> DO THIS: Swap "selger" for "kontorist" in the records from their start through the line containing "directory-entry: —Sig., pølsem.", and give back only those lines with nothing else changed.

> PROVIDED ENTRIES:
######
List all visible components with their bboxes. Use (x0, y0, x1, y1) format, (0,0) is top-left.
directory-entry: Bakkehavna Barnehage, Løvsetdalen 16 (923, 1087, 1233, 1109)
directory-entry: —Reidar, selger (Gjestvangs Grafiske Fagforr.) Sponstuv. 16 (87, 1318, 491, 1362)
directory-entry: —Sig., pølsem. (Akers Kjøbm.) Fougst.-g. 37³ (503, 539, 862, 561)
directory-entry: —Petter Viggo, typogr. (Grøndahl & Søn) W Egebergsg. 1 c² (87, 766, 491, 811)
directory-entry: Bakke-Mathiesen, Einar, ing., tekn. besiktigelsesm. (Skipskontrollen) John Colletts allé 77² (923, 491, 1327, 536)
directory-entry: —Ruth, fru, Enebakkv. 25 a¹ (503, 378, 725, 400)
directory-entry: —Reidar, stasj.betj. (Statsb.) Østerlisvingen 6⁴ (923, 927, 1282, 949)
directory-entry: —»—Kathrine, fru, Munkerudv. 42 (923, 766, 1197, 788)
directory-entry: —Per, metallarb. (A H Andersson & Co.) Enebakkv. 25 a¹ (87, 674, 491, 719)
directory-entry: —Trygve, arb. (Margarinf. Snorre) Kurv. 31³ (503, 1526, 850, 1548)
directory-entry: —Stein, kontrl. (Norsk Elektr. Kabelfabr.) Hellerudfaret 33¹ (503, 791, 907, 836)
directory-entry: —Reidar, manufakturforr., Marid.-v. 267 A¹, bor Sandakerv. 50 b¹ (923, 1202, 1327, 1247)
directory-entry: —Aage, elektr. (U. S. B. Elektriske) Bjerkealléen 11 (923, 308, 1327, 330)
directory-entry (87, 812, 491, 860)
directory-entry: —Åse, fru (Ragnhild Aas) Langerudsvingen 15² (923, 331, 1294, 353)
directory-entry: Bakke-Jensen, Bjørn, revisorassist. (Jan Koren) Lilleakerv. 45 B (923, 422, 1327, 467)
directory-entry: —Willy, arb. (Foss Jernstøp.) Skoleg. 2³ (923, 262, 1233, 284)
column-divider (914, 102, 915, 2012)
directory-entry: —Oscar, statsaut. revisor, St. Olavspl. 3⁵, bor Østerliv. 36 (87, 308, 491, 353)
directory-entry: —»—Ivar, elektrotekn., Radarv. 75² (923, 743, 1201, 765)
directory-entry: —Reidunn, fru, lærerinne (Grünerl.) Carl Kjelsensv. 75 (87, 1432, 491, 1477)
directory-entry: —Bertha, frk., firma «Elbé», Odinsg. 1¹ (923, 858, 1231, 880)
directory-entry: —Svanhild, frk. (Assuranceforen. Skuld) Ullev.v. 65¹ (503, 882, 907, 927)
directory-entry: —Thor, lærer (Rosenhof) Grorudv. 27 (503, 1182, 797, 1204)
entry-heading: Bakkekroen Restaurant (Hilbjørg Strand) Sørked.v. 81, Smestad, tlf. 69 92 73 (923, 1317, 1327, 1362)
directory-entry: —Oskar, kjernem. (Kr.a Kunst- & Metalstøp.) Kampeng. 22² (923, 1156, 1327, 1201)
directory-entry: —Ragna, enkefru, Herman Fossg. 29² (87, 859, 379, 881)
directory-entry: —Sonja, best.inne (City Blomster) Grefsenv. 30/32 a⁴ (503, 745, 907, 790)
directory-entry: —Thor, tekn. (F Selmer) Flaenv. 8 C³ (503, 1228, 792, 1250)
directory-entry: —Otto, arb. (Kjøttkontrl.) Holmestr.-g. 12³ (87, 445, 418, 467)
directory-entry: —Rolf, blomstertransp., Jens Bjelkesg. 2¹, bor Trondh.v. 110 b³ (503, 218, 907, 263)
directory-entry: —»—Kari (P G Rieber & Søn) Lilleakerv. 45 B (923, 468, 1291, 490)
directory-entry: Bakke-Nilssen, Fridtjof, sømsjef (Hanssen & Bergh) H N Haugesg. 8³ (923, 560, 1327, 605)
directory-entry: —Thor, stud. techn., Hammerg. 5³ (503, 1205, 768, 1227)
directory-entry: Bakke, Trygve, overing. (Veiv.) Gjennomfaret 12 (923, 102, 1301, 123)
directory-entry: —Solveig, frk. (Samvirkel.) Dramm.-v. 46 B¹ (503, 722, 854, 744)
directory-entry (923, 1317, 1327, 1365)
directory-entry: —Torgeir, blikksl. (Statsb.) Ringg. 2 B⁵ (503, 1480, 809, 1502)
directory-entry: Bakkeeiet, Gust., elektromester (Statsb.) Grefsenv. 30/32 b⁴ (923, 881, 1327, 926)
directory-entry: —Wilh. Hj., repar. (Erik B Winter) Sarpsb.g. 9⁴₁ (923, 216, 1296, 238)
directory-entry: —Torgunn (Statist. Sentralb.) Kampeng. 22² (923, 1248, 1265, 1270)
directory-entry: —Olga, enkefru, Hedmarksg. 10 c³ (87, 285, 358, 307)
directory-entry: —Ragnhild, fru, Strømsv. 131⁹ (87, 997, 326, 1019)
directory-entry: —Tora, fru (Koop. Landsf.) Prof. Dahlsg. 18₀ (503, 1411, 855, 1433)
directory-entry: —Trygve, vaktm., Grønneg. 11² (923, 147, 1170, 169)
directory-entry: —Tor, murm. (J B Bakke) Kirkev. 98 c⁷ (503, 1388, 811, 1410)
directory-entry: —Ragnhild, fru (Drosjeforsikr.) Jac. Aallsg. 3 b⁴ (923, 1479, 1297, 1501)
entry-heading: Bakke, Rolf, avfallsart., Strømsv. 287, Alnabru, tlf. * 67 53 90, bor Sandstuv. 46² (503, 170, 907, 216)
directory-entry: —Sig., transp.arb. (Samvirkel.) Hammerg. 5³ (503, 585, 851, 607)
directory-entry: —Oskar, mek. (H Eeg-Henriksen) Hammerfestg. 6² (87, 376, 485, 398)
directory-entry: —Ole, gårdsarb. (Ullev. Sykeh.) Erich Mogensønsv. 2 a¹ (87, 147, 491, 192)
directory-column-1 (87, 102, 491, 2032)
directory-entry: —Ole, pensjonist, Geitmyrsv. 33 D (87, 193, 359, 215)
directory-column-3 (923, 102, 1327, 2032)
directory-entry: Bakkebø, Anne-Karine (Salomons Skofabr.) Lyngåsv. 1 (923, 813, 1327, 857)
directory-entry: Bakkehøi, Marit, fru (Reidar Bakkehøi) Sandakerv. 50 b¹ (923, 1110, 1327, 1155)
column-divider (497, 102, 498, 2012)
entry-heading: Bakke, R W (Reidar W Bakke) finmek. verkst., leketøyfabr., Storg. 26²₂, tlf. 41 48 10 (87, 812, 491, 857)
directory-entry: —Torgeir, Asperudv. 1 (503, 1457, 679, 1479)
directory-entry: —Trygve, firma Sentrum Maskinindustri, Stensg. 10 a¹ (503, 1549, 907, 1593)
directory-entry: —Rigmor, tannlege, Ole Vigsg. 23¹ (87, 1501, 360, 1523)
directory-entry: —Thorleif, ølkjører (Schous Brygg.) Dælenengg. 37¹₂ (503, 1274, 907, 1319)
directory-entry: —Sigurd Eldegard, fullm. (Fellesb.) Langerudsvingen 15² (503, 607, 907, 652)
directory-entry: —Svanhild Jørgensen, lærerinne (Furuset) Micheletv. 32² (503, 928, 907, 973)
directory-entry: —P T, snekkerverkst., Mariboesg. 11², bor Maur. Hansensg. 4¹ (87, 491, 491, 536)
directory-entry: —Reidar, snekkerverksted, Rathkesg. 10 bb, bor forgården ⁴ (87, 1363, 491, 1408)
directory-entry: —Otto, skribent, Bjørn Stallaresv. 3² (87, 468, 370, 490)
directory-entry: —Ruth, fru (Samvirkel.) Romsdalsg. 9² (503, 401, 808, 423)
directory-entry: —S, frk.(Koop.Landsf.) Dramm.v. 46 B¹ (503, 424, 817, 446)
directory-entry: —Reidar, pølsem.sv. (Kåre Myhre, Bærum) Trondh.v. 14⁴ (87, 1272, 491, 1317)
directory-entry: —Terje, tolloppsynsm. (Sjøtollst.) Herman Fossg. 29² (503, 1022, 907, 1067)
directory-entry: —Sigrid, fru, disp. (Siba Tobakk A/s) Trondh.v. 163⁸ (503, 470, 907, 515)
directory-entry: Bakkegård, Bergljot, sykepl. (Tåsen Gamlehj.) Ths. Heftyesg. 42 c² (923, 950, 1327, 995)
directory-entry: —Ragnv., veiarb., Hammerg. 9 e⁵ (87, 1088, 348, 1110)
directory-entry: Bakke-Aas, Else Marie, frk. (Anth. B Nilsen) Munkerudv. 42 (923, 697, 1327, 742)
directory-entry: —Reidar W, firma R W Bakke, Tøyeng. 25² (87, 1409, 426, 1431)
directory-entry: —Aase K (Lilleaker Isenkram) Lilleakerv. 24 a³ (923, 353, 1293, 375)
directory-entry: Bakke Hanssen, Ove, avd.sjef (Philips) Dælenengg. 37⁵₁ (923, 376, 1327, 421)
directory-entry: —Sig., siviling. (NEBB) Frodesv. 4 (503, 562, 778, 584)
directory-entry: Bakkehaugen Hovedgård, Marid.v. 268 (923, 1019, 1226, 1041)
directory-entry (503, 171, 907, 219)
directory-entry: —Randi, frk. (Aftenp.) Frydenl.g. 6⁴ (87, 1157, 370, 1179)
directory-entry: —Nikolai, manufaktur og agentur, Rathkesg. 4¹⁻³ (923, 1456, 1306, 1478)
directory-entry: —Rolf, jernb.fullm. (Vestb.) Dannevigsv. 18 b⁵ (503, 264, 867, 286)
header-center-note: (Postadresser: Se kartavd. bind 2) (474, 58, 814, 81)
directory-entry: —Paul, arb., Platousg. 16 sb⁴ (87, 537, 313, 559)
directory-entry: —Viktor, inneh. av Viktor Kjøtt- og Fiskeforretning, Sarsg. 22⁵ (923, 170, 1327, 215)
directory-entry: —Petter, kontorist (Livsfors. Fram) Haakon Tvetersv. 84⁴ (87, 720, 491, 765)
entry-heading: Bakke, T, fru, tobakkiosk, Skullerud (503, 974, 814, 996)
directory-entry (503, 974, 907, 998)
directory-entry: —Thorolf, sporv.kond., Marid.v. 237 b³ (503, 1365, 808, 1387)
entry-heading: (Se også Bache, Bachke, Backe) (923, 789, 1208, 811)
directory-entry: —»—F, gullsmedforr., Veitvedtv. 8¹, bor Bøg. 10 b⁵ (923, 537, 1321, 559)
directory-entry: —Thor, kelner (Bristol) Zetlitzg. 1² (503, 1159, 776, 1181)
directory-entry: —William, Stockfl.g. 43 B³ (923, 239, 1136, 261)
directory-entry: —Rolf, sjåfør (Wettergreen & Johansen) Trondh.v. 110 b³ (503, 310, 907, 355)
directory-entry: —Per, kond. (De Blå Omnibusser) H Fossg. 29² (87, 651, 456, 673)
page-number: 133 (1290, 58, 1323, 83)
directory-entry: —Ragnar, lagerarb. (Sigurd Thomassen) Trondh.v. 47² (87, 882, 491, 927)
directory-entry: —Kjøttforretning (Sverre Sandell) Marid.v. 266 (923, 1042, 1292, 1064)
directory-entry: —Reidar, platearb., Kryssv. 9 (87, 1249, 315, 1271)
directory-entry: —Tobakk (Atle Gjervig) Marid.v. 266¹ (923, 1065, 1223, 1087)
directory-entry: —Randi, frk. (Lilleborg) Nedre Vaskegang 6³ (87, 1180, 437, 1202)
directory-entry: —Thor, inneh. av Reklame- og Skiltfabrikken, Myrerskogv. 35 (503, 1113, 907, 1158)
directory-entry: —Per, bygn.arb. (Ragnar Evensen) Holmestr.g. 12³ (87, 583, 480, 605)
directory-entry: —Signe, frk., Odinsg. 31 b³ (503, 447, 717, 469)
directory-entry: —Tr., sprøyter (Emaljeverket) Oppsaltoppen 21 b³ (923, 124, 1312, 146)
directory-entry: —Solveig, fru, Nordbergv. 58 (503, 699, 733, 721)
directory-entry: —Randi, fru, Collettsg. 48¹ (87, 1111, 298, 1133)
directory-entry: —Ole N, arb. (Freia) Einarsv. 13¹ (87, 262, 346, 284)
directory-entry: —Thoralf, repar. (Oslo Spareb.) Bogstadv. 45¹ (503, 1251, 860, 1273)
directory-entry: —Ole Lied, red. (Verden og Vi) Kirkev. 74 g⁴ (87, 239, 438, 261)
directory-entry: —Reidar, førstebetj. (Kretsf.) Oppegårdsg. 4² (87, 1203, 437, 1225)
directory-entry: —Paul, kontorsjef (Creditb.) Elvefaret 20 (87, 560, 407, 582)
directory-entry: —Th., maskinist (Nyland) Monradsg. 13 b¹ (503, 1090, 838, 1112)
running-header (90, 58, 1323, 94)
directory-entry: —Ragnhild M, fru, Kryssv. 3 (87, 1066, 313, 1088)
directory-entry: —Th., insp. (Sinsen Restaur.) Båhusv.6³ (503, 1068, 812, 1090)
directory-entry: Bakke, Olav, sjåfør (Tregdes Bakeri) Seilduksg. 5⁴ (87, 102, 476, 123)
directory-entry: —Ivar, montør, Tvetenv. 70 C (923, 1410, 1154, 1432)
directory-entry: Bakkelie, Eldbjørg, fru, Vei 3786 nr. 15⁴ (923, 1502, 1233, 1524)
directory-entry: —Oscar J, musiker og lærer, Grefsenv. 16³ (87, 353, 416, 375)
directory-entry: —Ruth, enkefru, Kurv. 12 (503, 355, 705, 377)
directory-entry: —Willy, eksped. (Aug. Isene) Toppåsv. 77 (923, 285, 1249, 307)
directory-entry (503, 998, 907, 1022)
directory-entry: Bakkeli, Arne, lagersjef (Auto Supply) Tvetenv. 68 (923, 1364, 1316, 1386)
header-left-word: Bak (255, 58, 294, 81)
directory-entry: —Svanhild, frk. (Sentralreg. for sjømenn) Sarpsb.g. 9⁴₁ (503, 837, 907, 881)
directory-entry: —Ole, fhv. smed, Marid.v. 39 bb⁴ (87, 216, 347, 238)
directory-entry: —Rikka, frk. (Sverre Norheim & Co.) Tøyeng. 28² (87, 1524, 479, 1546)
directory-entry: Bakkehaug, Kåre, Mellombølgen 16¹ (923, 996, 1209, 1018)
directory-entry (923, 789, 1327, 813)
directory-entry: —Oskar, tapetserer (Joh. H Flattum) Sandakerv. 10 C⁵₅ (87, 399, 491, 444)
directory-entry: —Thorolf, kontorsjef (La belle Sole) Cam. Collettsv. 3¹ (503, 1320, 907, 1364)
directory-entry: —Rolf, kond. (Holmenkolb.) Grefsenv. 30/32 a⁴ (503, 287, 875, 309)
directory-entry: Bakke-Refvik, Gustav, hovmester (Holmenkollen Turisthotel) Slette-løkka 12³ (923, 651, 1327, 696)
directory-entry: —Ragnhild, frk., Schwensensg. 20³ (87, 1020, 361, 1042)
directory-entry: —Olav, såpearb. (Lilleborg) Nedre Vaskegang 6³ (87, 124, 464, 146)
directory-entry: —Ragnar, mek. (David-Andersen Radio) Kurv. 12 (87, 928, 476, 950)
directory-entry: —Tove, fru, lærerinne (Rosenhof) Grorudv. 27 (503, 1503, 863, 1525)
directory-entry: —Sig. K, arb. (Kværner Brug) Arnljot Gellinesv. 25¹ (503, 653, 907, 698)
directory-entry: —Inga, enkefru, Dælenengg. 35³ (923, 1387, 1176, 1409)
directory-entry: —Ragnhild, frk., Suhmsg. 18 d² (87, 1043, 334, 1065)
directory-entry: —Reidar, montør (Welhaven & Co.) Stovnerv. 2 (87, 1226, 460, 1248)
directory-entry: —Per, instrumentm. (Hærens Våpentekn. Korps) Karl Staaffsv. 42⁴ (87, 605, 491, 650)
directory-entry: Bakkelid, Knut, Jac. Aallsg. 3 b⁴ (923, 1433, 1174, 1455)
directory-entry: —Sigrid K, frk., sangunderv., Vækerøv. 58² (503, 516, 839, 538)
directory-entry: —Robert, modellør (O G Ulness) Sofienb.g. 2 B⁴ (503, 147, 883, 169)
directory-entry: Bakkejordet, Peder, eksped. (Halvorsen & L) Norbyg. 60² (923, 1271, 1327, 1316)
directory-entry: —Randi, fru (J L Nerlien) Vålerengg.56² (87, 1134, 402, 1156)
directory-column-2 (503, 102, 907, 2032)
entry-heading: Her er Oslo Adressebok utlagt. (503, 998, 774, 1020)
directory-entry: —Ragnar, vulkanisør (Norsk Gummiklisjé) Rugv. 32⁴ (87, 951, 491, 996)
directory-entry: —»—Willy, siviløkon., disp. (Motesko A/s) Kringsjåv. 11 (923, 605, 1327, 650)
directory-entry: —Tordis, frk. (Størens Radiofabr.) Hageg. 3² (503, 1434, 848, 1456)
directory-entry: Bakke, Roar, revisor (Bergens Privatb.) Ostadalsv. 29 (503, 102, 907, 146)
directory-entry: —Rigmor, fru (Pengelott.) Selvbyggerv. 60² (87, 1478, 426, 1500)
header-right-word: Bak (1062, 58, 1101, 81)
######
> REPLY TO THE TASK:
List all visible components with their bboxes. Use (x0, y0, x1, y1) format, (0,0) is top-left.
directory-entry: Bakkehavna Barnehage, Løvsetdalen 16 (923, 1087, 1233, 1109)
directory-entry: —Reidar, kontorist (Gjestvangs Grafiske Fagforr.) Sponstuv. 16 (87, 1318, 491, 1362)
directory-entry: —Sig., pølsem. (Akers Kjøbm.) Fougst.-g. 37³ (503, 539, 862, 561)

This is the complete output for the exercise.